-- Start of RECORDS PROVIDED --
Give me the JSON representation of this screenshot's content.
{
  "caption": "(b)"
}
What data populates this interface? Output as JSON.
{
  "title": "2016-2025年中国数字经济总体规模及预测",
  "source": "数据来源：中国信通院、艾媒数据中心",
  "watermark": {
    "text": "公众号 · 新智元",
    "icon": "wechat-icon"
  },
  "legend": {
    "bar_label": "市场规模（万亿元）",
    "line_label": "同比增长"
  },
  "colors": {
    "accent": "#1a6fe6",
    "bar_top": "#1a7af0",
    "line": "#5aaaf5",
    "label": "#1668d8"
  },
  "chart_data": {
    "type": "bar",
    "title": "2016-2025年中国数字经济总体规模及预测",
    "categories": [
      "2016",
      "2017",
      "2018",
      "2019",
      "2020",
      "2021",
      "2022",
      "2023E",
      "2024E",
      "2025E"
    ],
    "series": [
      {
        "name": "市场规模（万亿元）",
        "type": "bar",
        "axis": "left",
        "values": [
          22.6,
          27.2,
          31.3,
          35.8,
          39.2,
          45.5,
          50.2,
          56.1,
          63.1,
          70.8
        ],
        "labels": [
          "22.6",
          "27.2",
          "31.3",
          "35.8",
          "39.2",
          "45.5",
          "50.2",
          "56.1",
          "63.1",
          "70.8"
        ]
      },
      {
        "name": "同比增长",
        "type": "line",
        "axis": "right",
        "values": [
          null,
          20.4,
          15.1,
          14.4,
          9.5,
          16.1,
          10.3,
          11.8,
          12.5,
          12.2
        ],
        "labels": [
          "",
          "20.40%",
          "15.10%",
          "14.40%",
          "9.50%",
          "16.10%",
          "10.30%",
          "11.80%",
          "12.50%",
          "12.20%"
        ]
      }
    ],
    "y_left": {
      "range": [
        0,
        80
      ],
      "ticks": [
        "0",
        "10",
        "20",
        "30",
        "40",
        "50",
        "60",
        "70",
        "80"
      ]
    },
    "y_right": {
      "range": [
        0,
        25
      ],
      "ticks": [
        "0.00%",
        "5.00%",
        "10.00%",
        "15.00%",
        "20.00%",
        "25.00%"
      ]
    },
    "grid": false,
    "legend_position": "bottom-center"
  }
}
-- End of RECORDS PROVIDED --
-- Start of RECORDS PROVIDED --
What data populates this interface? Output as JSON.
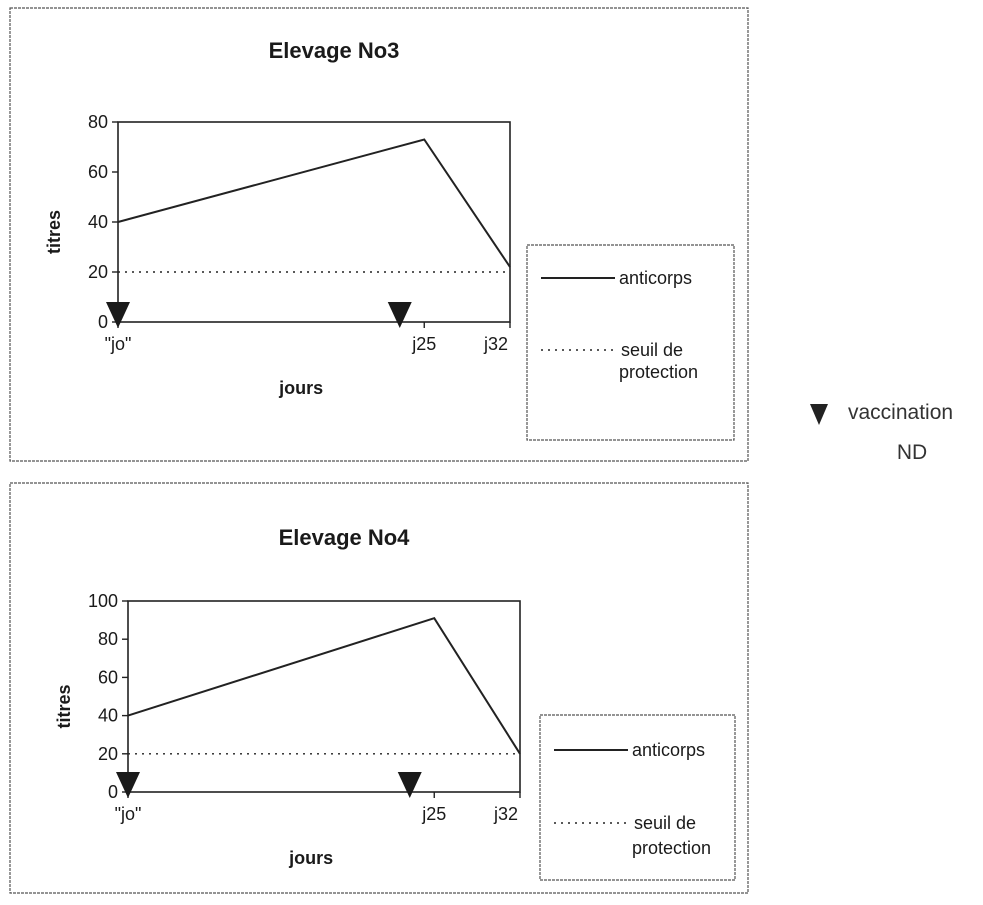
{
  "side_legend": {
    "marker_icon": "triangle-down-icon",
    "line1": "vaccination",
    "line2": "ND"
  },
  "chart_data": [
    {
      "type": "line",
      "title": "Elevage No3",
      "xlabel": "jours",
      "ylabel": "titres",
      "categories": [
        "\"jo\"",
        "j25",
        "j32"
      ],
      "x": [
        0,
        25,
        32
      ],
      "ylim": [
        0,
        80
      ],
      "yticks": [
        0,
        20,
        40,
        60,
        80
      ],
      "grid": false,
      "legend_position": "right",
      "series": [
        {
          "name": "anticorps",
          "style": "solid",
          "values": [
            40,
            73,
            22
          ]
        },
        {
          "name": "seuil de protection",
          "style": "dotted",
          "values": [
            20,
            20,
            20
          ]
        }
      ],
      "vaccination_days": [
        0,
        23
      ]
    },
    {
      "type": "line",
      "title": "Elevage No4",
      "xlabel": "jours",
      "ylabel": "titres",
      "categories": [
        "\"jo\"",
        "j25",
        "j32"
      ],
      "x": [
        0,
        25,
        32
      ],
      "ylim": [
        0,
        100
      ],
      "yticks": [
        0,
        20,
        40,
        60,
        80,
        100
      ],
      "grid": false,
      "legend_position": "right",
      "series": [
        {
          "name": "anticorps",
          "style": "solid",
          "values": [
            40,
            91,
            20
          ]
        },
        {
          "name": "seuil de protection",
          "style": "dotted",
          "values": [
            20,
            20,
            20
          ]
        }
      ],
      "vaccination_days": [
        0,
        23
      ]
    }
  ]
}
-- End of RECORDS PROVIDED --
> THE EXERCISE
Within the entries above, report how many lines include "title", and keep the answer to the number.

> OUTPUT FOR THIS EXERCISE
4